(Guest blog by a member of my team @MadisonPG7)

Madison at the anti-Racism march in Ottawa on June 5, 2020. Photo Credit: Naureen Ahmed

Today was the first time I have fully confronted my privilege as a white woman in Canada.

I am cautious to write about this experience; I am a young white woman who was present at a protest organized for and by Black people in Ottawa. How I saw it, my responsibility was to show up and listen.

I felt anger transforming into power as the speakers called on their fellow Canadians, of all races, to stand together. I will never be able to truly understand this deeply personal fight, but still, I will commit to stand against it. I will take a stand against those in my own community of white privilege who abuse and misuse it. That is our fight.

While I may be able to reflect on the meaning and significance of today’s historic gathering in our nation’s capital, I must also acknowledge that this protest was not meant for me. I am an ally and that is all. I have no business championing another people’s cause. I will not be silent, but I will also not be so loud that I drown out the voices of those who are finally being heard.

As white people, we have constructed and we maintain a system of oppression that directly disenfranchises, marginalizes and most shamefully, dehumanizes people of colour simply because we perceive them as different. We have allowed an interpretation of a social construction of race to corrode our minds and our bodies for far too long. The cost of this ignorance has been immeasurable.

—————

▸ **TO DO**:
A – List the three verbs the guest blog post uses for what the system of oppression does to people of colour.
B – Answer these questions from the guest blog post:
(i) In which city, and on what date, was the march held?
(ii) Who is credited with the photo?
(iii) What does the writer say their responsibility at the protest was?
C – From the guest blog post, print the passage that begins with the words containing "While I may" and ends with "finally being heard.".

▸ **DATASET ENTRIES**:
—————

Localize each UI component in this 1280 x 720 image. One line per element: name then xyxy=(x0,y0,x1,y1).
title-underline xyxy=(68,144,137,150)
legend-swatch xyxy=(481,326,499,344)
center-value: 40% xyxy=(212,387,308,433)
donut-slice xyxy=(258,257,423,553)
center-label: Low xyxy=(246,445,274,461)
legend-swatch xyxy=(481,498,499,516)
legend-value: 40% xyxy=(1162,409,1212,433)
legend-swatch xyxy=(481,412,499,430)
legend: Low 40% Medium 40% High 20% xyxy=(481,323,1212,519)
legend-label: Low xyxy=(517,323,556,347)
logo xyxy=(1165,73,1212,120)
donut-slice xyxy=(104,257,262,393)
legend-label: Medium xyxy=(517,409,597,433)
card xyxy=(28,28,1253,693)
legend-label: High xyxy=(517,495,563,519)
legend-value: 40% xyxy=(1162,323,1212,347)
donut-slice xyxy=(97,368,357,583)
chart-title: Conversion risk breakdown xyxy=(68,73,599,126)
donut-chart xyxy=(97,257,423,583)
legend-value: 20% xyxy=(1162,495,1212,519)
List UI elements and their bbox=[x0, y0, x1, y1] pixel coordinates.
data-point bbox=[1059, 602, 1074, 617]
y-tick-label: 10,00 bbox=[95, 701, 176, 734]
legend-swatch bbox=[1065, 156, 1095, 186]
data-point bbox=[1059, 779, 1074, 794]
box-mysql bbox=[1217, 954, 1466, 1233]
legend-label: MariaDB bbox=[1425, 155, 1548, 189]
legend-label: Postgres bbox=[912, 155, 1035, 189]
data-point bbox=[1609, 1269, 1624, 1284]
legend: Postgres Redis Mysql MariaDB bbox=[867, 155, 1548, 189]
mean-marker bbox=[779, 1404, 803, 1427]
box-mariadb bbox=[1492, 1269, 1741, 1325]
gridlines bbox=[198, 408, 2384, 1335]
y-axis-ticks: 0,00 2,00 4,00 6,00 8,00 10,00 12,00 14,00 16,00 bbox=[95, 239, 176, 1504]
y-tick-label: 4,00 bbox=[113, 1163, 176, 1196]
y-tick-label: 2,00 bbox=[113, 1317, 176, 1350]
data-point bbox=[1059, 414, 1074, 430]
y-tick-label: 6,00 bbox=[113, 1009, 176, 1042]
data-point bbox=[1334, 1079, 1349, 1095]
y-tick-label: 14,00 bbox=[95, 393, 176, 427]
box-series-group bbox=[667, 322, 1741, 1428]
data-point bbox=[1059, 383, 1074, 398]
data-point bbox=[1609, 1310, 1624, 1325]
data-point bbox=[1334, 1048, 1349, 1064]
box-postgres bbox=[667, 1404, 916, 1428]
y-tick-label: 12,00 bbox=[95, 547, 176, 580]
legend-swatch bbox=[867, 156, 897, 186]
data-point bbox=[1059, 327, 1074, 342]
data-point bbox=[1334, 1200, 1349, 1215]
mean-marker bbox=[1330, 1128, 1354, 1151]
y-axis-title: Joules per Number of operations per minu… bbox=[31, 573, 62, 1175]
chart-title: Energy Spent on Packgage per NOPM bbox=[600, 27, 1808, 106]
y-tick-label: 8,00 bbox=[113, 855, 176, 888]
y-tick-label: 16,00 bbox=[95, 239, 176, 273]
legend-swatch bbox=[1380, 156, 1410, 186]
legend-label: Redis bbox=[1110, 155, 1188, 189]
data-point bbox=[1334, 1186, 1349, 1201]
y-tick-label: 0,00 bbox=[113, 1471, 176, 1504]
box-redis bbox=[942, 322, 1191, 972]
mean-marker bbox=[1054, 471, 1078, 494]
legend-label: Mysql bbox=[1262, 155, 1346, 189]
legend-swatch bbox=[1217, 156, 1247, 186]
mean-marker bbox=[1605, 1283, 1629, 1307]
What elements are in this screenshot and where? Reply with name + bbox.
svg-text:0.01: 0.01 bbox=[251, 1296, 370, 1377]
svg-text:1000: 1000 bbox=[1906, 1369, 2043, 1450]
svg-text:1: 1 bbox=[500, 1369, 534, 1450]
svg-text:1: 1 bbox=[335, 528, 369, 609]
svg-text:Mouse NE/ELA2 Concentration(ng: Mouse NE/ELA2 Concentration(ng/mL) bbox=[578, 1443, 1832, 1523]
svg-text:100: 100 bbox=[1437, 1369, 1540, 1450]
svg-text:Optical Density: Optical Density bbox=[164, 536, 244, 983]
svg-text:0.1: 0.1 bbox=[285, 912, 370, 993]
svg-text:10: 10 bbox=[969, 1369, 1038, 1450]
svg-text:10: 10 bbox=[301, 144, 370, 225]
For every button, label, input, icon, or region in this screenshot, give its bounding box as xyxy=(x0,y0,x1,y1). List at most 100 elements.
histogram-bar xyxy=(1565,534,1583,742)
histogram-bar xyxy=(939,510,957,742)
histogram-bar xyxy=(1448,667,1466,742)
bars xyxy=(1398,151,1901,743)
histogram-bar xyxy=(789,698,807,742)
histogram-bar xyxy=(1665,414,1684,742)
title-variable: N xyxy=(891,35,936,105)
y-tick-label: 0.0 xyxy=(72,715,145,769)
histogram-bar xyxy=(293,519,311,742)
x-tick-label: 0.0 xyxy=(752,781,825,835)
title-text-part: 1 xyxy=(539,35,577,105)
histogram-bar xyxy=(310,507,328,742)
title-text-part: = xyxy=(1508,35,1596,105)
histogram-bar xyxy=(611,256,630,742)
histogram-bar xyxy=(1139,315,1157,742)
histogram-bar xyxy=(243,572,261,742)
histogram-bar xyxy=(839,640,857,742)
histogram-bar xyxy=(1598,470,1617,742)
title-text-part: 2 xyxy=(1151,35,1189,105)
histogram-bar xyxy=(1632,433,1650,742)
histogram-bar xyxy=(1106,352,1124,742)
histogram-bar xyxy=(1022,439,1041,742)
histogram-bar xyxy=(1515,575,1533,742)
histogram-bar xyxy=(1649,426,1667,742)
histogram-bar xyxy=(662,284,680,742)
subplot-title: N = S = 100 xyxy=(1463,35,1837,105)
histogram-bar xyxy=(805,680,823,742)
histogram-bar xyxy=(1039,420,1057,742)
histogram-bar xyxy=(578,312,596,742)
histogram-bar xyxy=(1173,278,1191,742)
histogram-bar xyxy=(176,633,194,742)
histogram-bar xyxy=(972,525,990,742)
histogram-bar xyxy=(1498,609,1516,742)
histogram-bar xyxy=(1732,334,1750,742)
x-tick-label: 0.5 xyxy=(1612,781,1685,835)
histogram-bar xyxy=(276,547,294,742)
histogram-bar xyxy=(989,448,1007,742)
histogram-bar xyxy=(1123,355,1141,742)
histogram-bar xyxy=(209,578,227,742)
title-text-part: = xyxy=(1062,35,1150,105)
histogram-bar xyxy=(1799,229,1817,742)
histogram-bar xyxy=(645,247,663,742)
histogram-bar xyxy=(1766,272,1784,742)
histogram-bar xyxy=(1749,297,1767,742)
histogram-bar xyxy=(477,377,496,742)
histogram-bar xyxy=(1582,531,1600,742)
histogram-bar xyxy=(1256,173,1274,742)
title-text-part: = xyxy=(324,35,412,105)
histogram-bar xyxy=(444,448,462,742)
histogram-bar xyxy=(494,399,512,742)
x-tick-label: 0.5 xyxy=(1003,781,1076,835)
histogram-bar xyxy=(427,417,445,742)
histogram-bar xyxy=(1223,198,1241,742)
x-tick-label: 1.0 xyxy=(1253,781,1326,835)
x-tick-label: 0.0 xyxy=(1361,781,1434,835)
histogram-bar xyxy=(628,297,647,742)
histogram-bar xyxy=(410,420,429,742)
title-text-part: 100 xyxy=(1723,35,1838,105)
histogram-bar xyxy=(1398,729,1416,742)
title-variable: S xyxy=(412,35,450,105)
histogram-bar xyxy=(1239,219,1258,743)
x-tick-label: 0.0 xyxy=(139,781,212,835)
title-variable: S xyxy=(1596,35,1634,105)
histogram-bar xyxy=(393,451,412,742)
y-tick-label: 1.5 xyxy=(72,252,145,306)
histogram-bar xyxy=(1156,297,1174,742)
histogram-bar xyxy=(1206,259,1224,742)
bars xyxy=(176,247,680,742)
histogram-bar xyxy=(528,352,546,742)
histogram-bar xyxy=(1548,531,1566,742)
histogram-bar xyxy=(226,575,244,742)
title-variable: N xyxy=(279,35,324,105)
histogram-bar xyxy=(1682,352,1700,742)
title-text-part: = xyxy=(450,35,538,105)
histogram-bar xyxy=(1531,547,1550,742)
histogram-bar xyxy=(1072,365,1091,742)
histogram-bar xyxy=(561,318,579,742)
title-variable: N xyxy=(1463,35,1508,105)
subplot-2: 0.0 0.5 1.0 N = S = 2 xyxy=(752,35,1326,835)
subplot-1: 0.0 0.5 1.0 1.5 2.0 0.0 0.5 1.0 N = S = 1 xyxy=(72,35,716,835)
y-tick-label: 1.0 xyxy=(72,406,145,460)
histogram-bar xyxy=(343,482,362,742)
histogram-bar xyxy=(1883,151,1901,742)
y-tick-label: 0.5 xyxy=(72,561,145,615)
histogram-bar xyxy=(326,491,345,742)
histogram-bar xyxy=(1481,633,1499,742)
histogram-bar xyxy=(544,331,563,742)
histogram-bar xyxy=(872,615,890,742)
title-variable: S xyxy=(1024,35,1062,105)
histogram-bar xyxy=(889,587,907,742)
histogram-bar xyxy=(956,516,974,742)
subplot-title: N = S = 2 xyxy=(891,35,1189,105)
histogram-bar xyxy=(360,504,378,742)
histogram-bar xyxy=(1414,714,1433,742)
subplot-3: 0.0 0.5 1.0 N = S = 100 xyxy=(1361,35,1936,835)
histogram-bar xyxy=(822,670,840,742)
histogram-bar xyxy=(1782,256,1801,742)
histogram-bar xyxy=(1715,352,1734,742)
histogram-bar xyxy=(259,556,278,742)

—————

▸ **EXPECTED RESULTS**:
A – disenfranchises, marginalizes, dehumanizes

B –
(i) Ottawa, on June 5, 2020.
(ii) Naureen Ahmed.
(iii) To show up and listen.

C –
While I may be able to reflect on the meaning and significance of today’s historic gathering in our nation’s capital, I must also acknowledge that this protest was not meant for me. I am an ally and that is all. I have no business championing another people’s cause. I will not be silent, but I will also not be so loud that I drown out the voices of those who are finally being heard.